**Input material:**
--
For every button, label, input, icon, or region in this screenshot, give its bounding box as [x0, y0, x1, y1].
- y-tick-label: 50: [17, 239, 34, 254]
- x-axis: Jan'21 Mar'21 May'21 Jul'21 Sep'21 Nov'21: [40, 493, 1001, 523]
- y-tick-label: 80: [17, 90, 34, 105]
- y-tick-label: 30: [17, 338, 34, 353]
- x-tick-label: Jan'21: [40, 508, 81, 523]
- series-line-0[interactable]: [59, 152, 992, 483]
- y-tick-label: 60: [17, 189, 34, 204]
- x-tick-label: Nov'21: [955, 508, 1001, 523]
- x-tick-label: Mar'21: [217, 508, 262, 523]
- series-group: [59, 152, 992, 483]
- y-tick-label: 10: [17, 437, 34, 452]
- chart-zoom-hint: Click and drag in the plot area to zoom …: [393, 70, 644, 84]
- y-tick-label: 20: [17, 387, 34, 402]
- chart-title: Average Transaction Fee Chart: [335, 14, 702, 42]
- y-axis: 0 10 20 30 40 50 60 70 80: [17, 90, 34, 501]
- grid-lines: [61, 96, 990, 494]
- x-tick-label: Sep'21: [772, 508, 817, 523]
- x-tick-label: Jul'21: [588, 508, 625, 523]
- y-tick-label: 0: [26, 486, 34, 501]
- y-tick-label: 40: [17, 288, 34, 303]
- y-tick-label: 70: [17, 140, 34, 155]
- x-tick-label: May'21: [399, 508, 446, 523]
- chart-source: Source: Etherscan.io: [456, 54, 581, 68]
--
**What the exercise asks:** Copy every line of the item above word for word, changing nothing.

**The result:**
For every button, label, input, icon, or region in this screenshot, give its bounding box as [x0, y0, x1, y1].
- y-tick-label: 50: [17, 239, 34, 254]
- x-axis: Jan'21 Mar'21 May'21 Jul'21 Sep'21 Nov'21: [40, 493, 1001, 523]
- y-tick-label: 80: [17, 90, 34, 105]
- y-tick-label: 30: [17, 338, 34, 353]
- x-tick-label: Jan'21: [40, 508, 81, 523]
- series-line-0[interactable]: [59, 152, 992, 483]
- y-tick-label: 60: [17, 189, 34, 204]
- x-tick-label: Nov'21: [955, 508, 1001, 523]
- x-tick-label: Mar'21: [217, 508, 262, 523]
- series-group: [59, 152, 992, 483]
- y-tick-label: 10: [17, 437, 34, 452]
- chart-zoom-hint: Click and drag in the plot area to zoom …: [393, 70, 644, 84]
- y-tick-label: 20: [17, 387, 34, 402]
- chart-title: Average Transaction Fee Chart: [335, 14, 702, 42]
- y-axis: 0 10 20 30 40 50 60 70 80: [17, 90, 34, 501]
- grid-lines: [61, 96, 990, 494]
- x-tick-label: Sep'21: [772, 508, 817, 523]
- x-tick-label: Jul'21: [588, 508, 625, 523]
- y-tick-label: 0: [26, 486, 34, 501]
- y-tick-label: 40: [17, 288, 34, 303]
- y-tick-label: 70: [17, 140, 34, 155]
- x-tick-label: May'21: [399, 508, 446, 523]
- chart-source: Source: Etherscan.io: [456, 54, 581, 68]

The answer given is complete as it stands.